# [Task]
Go through the listing below and gather every line with the word "title".

# [Information shown]
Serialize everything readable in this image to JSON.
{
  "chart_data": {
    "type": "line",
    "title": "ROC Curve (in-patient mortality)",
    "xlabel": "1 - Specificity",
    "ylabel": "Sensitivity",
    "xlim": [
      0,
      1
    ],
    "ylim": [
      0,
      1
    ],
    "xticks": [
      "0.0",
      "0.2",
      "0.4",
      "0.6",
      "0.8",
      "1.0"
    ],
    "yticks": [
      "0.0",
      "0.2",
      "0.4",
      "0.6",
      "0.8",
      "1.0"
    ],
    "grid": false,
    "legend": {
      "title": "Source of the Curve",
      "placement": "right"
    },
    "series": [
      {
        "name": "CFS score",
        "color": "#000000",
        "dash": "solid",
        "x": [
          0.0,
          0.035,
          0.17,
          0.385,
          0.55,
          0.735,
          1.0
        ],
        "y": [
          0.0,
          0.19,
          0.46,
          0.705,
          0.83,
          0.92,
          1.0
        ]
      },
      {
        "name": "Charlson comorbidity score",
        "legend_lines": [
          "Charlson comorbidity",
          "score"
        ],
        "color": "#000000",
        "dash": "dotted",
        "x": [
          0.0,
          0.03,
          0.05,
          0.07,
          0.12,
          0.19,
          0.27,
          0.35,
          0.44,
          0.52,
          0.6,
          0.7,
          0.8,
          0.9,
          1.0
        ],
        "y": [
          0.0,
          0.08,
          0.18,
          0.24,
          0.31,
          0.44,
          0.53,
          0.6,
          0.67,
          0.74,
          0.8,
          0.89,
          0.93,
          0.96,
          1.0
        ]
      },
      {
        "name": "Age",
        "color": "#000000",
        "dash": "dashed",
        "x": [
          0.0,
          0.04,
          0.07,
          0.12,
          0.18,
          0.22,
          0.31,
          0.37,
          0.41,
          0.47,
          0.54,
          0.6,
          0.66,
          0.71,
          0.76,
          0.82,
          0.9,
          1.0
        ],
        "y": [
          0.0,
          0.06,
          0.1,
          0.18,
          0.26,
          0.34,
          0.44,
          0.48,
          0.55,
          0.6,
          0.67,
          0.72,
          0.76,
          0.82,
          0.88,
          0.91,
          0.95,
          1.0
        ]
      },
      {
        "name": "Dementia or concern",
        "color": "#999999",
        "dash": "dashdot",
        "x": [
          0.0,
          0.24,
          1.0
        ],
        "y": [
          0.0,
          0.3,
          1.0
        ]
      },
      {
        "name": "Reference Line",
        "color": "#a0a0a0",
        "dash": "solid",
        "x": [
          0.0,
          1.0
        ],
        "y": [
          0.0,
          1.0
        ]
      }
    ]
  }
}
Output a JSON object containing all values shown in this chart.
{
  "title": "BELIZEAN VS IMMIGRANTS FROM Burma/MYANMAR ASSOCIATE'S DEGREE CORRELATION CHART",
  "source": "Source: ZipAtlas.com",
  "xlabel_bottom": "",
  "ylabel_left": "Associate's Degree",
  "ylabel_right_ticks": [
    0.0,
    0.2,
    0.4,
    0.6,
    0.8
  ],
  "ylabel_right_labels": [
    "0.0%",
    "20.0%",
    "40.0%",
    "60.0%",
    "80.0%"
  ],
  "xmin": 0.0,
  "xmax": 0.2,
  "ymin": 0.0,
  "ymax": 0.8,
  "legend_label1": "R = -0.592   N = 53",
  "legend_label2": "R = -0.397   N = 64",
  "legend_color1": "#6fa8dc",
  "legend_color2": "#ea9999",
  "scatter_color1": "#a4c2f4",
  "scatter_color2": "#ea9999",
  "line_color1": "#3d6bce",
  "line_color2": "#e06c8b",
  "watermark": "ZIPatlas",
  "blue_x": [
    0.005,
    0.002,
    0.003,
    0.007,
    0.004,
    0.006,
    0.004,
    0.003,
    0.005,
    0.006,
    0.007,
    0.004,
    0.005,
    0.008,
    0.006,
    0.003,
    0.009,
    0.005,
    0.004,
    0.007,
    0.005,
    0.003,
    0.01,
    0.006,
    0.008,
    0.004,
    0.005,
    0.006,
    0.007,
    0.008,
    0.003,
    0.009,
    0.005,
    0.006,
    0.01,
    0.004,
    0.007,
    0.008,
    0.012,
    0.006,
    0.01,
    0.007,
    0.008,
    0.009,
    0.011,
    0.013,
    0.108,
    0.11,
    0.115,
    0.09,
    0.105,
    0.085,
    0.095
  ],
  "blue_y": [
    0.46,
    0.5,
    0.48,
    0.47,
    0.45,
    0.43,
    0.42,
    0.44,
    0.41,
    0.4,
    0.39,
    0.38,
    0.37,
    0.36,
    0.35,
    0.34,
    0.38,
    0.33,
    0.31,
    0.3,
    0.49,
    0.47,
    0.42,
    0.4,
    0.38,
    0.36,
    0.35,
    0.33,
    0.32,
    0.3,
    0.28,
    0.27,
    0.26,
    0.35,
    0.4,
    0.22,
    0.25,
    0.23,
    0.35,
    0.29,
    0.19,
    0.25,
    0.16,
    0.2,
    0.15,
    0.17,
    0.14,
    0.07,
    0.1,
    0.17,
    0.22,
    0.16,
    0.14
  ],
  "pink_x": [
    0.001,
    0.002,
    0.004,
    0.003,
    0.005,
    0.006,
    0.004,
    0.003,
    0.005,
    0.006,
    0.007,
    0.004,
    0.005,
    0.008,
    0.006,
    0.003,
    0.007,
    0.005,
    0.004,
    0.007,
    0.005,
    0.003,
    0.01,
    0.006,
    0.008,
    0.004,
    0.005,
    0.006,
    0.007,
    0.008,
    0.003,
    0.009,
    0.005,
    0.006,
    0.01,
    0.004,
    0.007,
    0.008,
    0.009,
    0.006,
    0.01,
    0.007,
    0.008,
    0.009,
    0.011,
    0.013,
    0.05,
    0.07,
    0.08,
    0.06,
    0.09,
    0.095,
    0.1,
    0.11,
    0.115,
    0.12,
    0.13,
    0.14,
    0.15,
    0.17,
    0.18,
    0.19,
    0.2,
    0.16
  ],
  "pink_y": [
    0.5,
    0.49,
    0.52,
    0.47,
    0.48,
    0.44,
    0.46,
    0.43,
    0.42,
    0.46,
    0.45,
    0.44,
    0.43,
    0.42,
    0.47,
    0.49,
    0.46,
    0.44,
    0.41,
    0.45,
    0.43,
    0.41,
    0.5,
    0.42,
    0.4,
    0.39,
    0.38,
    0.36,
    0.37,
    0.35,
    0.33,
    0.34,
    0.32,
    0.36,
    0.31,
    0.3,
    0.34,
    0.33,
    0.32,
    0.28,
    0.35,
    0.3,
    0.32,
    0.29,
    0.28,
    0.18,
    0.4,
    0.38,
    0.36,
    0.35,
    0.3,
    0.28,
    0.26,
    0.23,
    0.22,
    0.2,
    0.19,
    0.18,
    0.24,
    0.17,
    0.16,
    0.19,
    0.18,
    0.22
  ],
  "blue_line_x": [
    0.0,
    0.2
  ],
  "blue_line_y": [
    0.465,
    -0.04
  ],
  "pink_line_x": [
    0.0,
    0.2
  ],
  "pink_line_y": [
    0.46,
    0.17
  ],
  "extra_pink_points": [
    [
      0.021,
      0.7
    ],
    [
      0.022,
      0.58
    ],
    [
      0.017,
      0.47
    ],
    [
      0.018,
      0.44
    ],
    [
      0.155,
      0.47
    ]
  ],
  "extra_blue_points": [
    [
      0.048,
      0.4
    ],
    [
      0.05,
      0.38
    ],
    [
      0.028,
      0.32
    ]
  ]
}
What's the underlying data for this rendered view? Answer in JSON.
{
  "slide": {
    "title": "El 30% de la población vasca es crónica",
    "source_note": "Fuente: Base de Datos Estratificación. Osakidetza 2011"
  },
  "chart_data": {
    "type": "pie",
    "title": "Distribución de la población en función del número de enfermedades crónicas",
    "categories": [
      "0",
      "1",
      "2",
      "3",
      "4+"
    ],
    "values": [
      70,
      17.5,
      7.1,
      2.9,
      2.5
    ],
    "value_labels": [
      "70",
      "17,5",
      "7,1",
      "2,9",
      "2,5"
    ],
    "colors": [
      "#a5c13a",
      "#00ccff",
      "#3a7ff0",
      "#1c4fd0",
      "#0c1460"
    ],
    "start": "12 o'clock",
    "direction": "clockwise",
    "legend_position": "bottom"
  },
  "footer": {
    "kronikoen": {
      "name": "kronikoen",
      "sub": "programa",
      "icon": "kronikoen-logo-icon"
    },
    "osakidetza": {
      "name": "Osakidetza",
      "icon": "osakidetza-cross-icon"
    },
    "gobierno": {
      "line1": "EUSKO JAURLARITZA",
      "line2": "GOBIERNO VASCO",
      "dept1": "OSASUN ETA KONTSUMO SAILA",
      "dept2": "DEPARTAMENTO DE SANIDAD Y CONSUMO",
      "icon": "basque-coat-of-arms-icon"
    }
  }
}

# [Output for this exercise]
    "title": "ROC Curve (in-patient mortality)",
      "title": "Source of the Curve",
  "title": "BELIZEAN VS IMMIGRANTS FROM Burma/MYANMAR ASSOCIATE'S DEGREE CORRELATION CHART",
    "title": "El 30% de la población vasca es crónica",
    "title": "Distribución de la población en función del número de enfermedades crónicas",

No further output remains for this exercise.